▶ _GIVEN EXERCISE_: Read the data and repeat all of it exactly.

Data excerpts
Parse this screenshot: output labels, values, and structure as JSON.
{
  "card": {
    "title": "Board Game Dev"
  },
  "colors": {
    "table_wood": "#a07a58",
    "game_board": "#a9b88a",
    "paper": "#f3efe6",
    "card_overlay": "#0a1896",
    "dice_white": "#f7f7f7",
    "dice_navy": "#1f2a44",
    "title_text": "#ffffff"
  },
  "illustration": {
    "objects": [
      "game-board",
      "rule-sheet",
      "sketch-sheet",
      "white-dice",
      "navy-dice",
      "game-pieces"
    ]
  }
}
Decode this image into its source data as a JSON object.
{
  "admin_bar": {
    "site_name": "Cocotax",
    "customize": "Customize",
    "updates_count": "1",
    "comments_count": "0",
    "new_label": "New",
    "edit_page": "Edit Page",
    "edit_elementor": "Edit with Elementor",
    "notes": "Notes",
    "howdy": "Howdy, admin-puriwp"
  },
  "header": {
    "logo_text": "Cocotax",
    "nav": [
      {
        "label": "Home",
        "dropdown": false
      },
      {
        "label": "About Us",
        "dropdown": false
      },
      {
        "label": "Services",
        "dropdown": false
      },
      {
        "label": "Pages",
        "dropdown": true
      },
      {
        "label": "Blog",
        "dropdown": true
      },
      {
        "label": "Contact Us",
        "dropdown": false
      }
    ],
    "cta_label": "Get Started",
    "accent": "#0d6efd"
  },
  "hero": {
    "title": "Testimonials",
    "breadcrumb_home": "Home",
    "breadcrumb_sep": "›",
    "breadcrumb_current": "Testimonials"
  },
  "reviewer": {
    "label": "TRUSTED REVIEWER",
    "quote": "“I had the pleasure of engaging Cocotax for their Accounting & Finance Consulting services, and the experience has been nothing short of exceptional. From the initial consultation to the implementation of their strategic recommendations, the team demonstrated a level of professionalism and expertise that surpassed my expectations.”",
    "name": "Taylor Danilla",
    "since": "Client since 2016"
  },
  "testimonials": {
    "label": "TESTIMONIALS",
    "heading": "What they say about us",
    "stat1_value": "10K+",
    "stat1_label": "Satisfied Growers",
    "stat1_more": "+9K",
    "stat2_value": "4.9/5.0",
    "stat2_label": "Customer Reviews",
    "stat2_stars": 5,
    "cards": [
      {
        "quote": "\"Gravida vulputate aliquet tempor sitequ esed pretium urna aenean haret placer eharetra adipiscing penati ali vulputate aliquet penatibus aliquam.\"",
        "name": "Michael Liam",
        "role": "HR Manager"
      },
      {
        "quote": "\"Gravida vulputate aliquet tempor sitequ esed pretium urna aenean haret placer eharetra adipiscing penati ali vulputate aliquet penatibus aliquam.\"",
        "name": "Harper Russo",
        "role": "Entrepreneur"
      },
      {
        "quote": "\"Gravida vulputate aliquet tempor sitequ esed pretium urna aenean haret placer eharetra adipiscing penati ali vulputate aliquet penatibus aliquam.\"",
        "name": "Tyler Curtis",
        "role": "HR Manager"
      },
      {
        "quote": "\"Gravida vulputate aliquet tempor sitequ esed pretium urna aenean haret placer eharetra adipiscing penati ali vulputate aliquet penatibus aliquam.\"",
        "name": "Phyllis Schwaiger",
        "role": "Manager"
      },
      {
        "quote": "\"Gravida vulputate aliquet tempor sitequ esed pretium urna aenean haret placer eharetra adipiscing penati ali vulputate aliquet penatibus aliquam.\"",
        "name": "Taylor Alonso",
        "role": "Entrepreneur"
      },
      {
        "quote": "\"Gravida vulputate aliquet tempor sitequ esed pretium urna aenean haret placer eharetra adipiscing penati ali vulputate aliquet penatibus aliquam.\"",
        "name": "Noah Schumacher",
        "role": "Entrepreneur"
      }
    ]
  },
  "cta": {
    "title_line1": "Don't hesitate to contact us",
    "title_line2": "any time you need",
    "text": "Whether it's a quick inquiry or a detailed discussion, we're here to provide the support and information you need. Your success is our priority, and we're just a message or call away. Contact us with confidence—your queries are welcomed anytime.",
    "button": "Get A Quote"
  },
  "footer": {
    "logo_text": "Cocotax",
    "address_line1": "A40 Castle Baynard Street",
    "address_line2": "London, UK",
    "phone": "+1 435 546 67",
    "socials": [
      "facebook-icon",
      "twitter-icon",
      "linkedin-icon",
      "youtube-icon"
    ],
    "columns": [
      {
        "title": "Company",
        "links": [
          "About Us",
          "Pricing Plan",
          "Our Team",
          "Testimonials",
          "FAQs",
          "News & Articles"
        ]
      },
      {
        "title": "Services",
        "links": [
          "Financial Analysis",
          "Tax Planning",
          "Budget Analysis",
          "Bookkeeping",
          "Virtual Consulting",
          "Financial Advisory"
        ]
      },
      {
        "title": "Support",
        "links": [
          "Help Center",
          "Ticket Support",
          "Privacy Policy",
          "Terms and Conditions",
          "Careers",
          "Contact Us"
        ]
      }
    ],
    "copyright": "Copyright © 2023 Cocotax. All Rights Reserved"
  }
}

▶ _ANSWER TO THIS PROBLEM_:
Parse this screenshot: output labels, values, and structure as JSON.
{
  "card": {
    "title": "Board Game Dev"
  },
  "colors": {
    "table_wood": "#a07a58",
    "game_board": "#a9b88a",
    "paper": "#f3efe6",
    "card_overlay": "#0a1896",
    "dice_white": "#f7f7f7",
    "dice_navy": "#1f2a44",
    "title_text": "#ffffff"
  },
  "illustration": {
    "objects": [
      "game-board",
      "rule-sheet",
      "sketch-sheet",
      "white-dice",
      "navy-dice",
      "game-pieces"
    ]
  }
}
Decode this image into its source data as a JSON object.
{
  "admin_bar": {
    "site_name": "Cocotax",
    "customize": "Customize",
    "updates_count": "1",
    "comments_count": "0",
    "new_label": "New",
    "edit_page": "Edit Page",
    "edit_elementor": "Edit with Elementor",
    "notes": "Notes",
    "howdy": "Howdy, admin-puriwp"
  },
  "header": {
    "logo_text": "Cocotax",
    "nav": [
      {
        "label": "Home",
        "dropdown": false
      },
      {
        "label": "About Us",
        "dropdown": false
      },
      {
        "label": "Services",
        "dropdown": false
      },
      {
        "label": "Pages",
        "dropdown": true
      },
      {
        "label": "Blog",
        "dropdown": true
      },
      {
        "label": "Contact Us",
        "dropdown": false
      }
    ],
    "cta_label": "Get Started",
    "accent": "#0d6efd"
  },
  "hero": {
    "title": "Testimonials",
    "breadcrumb_home": "Home",
    "breadcrumb_sep": "›",
    "breadcrumb_current": "Testimonials"
  },
  "reviewer": {
    "label": "TRUSTED REVIEWER",
    "quote": "“I had the pleasure of engaging Cocotax for their Accounting & Finance Consulting services, and the experience has been nothing short of exceptional. From the initial consultation to the implementation of their strategic recommendations, the team demonstrated a level of professionalism and expertise that surpassed my expectations.”",
    "name": "Taylor Danilla",
    "since": "Client since 2016"
  },
  "testimonials": {
    "label": "TESTIMONIALS",
    "heading": "What they say about us",
    "stat1_value": "10K+",
    "stat1_label": "Satisfied Growers",
    "stat1_more": "+9K",
    "stat2_value": "4.9/5.0",
    "stat2_label": "Customer Reviews",
    "stat2_stars": 5,
    "cards": [
      {
        "quote": "\"Gravida vulputate aliquet tempor sitequ esed pretium urna aenean haret placer eharetra adipiscing penati ali vulputate aliquet penatibus aliquam.\"",
        "name": "Michael Liam",
        "role": "HR Manager"
      },
      {
        "quote": "\"Gravida vulputate aliquet tempor sitequ esed pretium urna aenean haret placer eharetra adipiscing penati ali vulputate aliquet penatibus aliquam.\"",
        "name": "Harper Russo",
        "role": "Entrepreneur"
      },
      {
        "quote": "\"Gravida vulputate aliquet tempor sitequ esed pretium urna aenean haret placer eharetra adipiscing penati ali vulputate aliquet penatibus aliquam.\"",
        "name": "Tyler Curtis",
        "role": "HR Manager"
      },
      {
        "quote": "\"Gravida vulputate aliquet tempor sitequ esed pretium urna aenean haret placer eharetra adipiscing penati ali vulputate aliquet penatibus aliquam.\"",
        "name": "Phyllis Schwaiger",
        "role": "Manager"
      },
      {
        "quote": "\"Gravida vulputate aliquet tempor sitequ esed pretium urna aenean haret placer eharetra adipiscing penati ali vulputate aliquet penatibus aliquam.\"",
        "name": "Taylor Alonso",
        "role": "Entrepreneur"
      },
      {
        "quote": "\"Gravida vulputate aliquet tempor sitequ esed pretium urna aenean haret placer eharetra adipiscing penati ali vulputate aliquet penatibus aliquam.\"",
        "name": "Noah Schumacher",
        "role": "Entrepreneur"
      }
    ]
  },
  "cta": {
    "title_line1": "Don't hesitate to contact us",
    "title_line2": "any time you need",
    "text": "Whether it's a quick inquiry or a detailed discussion, we're here to provide the support and information you need. Your success is our priority, and we're just a message or call away. Contact us with confidence—your queries are welcomed anytime.",
    "button": "Get A Quote"
  },
  "footer": {
    "logo_text": "Cocotax",
    "address_line1": "A40 Castle Baynard Street",
    "address_line2": "London, UK",
    "phone": "+1 435 546 67",
    "socials": [
      "facebook-icon",
      "twitter-icon",
      "linkedin-icon",
      "youtube-icon"
    ],
    "columns": [
      {
        "title": "Company",
        "links": [
          "About Us",
          "Pricing Plan",
          "Our Team",
          "Testimonials",
          "FAQs",
          "News & Articles"
        ]
      },
      {
        "title": "Services",
        "links": [
          "Financial Analysis",
          "Tax Planning",
          "Budget Analysis",
          "Bookkeeping",
          "Virtual Consulting",
          "Financial Advisory"
        ]
      },
      {
        "title": "Support",
        "links": [
          "Help Center",
          "Ticket Support",
          "Privacy Policy",
          "Terms and Conditions",
          "Careers",
          "Contact Us"
        ]
      }
    ],
    "copyright": "Copyright © 2023 Cocotax. All Rights Reserved"
  }
}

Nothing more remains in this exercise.